## What you will do
Output the entries verbatim, including every line.

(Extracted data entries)
=====

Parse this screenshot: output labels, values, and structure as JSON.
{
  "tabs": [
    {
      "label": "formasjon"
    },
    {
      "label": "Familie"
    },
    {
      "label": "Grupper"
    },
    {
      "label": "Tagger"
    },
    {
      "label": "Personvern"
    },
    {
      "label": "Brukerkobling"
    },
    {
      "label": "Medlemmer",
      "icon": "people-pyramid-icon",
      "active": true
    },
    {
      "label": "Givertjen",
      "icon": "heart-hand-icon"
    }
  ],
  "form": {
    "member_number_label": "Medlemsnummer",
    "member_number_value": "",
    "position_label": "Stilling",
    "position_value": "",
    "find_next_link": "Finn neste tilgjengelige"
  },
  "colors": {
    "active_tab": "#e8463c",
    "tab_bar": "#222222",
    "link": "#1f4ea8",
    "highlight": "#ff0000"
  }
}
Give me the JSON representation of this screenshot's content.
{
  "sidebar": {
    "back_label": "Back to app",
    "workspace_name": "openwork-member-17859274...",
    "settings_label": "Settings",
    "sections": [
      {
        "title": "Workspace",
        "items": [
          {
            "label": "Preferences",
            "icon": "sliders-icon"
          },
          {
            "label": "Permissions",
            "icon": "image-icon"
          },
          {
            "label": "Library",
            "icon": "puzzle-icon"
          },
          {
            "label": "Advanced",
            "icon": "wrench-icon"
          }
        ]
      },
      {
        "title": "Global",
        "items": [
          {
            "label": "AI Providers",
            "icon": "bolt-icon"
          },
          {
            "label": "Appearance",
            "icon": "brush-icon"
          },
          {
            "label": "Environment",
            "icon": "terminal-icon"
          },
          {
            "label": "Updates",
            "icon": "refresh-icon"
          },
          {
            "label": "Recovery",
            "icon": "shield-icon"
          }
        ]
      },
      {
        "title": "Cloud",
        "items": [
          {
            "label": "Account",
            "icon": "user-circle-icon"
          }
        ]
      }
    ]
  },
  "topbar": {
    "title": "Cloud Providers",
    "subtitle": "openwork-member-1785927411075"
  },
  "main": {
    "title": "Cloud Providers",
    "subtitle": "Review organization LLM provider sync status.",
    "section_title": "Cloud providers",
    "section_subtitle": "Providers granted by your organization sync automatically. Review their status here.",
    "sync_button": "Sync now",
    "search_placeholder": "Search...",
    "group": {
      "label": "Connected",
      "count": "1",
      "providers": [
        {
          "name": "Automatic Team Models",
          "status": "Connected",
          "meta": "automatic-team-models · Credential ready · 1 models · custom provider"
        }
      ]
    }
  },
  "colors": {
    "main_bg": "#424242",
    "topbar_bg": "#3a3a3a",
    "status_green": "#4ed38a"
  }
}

=====

## Response for this exercise
Parse this screenshot: output labels, values, and structure as JSON.
{
  "tabs": [
    {
      "label": "formasjon"
    },
    {
      "label": "Familie"
    },
    {
      "label": "Grupper"
    },
    {
      "label": "Tagger"
    },
    {
      "label": "Personvern"
    },
    {
      "label": "Brukerkobling"
    },
    {
      "label": "Medlemmer",
      "icon": "people-pyramid-icon",
      "active": true
    },
    {
      "label": "Givertjen",
      "icon": "heart-hand-icon"
    }
  ],
  "form": {
    "member_number_label": "Medlemsnummer",
    "member_number_value": "",
    "position_label": "Stilling",
    "position_value": "",
    "find_next_link": "Finn neste tilgjengelige"
  },
  "colors": {
    "active_tab": "#e8463c",
    "tab_bar": "#222222",
    "link": "#1f4ea8",
    "highlight": "#ff0000"
  }
}
Give me the JSON representation of this screenshot's content.
{
  "sidebar": {
    "back_label": "Back to app",
    "workspace_name": "openwork-member-17859274...",
    "settings_label": "Settings",
    "sections": [
      {
        "title": "Workspace",
        "items": [
          {
            "label": "Preferences",
            "icon": "sliders-icon"
          },
          {
            "label": "Permissions",
            "icon": "image-icon"
          },
          {
            "label": "Library",
            "icon": "puzzle-icon"
          },
          {
            "label": "Advanced",
            "icon": "wrench-icon"
          }
        ]
      },
      {
        "title": "Global",
        "items": [
          {
            "label": "AI Providers",
            "icon": "bolt-icon"
          },
          {
            "label": "Appearance",
            "icon": "brush-icon"
          },
          {
            "label": "Environment",
            "icon": "terminal-icon"
          },
          {
            "label": "Updates",
            "icon": "refresh-icon"
          },
          {
            "label": "Recovery",
            "icon": "shield-icon"
          }
        ]
      },
      {
        "title": "Cloud",
        "items": [
          {
            "label": "Account",
            "icon": "user-circle-icon"
          }
        ]
      }
    ]
  },
  "topbar": {
    "title": "Cloud Providers",
    "subtitle": "openwork-member-1785927411075"
  },
  "main": {
    "title": "Cloud Providers",
    "subtitle": "Review organization LLM provider sync status.",
    "section_title": "Cloud providers",
    "section_subtitle": "Providers granted by your organization sync automatically. Review their status here.",
    "sync_button": "Sync now",
    "search_placeholder": "Search...",
    "group": {
      "label": "Connected",
      "count": "1",
      "providers": [
        {
          "name": "Automatic Team Models",
          "status": "Connected",
          "meta": "automatic-team-models · Credential ready · 1 models · custom provider"
        }
      ]
    }
  },
  "colors": {
    "main_bg": "#424242",
    "topbar_bg": "#3a3a3a",
    "status_green": "#4ed38a"
  }
}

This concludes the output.